■ DIRECTIONS: Find and copy each line of the records where the string "Muslims" shows up.

■ EXERCISE INPUT:

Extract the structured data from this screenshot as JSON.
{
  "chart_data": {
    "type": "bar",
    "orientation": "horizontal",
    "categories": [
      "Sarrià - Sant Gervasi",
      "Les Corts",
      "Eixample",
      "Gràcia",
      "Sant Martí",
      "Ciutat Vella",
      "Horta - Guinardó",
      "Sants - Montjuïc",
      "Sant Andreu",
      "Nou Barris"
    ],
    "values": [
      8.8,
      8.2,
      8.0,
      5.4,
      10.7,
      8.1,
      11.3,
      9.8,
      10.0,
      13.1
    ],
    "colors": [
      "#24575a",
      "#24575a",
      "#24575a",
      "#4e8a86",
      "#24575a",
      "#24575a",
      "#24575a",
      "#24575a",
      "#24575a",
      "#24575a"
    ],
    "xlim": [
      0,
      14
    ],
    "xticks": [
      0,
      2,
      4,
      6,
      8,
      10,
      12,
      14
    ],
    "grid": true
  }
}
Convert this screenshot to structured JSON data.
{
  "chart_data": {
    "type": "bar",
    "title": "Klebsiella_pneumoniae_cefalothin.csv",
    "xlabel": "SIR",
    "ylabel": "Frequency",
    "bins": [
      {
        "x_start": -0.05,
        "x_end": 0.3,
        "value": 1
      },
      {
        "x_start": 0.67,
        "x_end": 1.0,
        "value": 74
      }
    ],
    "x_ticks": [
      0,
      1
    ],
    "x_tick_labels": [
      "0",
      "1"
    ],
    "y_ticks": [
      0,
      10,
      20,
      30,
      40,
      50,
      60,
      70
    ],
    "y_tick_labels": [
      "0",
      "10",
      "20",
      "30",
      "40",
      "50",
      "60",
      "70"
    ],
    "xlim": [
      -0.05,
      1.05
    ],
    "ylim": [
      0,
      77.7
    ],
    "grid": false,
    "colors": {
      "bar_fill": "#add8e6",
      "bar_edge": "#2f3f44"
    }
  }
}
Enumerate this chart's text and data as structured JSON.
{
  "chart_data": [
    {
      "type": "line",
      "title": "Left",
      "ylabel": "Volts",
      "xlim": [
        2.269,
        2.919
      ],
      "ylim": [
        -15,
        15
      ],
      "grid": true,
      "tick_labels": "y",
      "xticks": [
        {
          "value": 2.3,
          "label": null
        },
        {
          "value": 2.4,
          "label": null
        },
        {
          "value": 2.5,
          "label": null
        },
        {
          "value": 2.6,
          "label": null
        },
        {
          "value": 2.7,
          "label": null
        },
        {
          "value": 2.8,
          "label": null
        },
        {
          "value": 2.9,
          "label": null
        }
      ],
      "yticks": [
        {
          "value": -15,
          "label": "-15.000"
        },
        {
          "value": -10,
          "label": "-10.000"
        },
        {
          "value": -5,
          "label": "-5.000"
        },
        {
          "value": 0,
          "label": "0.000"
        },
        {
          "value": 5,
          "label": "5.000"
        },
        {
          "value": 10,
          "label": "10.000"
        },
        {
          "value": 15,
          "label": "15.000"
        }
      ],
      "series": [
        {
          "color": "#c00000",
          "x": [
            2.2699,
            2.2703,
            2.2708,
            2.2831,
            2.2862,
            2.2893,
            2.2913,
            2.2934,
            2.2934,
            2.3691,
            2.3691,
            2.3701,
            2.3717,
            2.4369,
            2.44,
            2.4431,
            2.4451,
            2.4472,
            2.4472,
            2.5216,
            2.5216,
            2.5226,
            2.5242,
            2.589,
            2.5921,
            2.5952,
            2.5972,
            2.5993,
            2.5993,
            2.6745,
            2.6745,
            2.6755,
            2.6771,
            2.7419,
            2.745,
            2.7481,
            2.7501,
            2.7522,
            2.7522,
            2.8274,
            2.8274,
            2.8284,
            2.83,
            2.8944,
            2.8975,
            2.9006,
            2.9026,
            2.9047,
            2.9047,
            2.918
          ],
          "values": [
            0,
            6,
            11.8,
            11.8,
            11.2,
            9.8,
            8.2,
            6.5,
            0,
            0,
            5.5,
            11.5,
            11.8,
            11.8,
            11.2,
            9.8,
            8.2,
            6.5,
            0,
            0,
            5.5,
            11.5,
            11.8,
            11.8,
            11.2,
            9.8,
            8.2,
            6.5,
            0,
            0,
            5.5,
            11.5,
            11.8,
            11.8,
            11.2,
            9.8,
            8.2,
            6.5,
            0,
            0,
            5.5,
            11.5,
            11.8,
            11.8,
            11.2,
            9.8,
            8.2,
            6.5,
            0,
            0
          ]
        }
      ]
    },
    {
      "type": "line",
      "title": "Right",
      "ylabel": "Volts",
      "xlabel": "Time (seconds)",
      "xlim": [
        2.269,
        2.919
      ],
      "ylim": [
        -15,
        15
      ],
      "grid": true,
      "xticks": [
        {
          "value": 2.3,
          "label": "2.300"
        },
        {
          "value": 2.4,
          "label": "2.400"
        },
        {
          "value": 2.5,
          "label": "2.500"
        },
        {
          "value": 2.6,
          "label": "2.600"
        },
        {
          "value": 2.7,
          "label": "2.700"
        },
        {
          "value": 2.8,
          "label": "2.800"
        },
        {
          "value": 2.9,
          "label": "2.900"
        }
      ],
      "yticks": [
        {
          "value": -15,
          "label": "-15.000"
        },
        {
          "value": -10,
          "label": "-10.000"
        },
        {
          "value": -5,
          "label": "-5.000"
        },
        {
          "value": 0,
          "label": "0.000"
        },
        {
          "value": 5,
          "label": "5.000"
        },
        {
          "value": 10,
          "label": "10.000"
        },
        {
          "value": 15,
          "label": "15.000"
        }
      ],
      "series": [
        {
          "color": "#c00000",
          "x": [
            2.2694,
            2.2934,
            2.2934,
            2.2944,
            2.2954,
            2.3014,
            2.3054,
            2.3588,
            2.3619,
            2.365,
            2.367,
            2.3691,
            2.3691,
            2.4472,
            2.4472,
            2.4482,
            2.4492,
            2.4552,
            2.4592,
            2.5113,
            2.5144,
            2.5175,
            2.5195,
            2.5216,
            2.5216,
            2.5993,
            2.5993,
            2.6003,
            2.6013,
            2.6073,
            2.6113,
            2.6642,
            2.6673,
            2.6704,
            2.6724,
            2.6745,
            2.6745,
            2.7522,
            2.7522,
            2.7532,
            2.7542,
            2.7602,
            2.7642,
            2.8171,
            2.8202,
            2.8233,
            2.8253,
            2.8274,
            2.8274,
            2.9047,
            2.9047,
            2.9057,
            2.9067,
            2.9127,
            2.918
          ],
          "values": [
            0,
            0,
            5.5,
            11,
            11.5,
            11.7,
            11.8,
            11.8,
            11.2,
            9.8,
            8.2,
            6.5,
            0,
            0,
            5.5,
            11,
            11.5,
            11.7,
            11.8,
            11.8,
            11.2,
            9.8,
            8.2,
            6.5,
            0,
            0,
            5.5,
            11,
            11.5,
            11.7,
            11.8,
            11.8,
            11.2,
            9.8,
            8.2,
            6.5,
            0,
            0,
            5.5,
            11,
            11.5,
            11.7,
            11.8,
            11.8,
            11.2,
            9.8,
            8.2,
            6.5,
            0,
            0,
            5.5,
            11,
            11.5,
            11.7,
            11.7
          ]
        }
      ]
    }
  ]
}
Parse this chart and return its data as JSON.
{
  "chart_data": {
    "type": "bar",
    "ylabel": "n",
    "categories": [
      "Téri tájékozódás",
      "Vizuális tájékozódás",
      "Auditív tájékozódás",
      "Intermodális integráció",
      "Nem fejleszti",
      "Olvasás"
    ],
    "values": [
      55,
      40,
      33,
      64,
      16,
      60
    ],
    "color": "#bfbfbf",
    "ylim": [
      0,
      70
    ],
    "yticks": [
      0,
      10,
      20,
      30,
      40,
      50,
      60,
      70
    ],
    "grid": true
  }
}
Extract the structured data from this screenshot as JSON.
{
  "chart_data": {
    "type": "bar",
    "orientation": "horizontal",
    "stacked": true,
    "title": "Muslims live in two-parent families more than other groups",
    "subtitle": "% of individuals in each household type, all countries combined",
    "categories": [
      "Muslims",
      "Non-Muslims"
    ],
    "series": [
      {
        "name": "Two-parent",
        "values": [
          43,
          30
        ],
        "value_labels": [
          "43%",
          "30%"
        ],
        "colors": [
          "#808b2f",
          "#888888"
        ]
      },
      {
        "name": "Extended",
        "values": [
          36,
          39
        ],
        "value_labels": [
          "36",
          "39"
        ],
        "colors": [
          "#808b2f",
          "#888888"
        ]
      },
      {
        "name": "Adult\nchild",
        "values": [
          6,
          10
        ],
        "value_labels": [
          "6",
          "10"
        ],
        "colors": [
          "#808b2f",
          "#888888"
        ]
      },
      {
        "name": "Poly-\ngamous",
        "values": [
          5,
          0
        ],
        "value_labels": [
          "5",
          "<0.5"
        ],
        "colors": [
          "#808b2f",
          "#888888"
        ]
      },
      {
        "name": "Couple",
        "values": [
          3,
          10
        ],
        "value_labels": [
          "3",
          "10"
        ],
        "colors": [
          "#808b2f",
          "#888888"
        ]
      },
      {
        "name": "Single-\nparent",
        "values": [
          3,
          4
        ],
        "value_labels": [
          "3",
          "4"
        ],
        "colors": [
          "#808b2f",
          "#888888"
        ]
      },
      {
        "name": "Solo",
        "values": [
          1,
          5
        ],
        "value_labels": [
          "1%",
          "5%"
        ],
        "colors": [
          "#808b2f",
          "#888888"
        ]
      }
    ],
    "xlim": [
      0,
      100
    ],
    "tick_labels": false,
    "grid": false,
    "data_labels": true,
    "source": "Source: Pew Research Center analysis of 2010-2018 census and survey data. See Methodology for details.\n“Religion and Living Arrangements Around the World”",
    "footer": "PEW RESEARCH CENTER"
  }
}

■ ANSWER TO THE PROBLEM:
    "title": "Muslims live in two-parent families more than other groups",
      "Muslims",
      "Non-Muslims"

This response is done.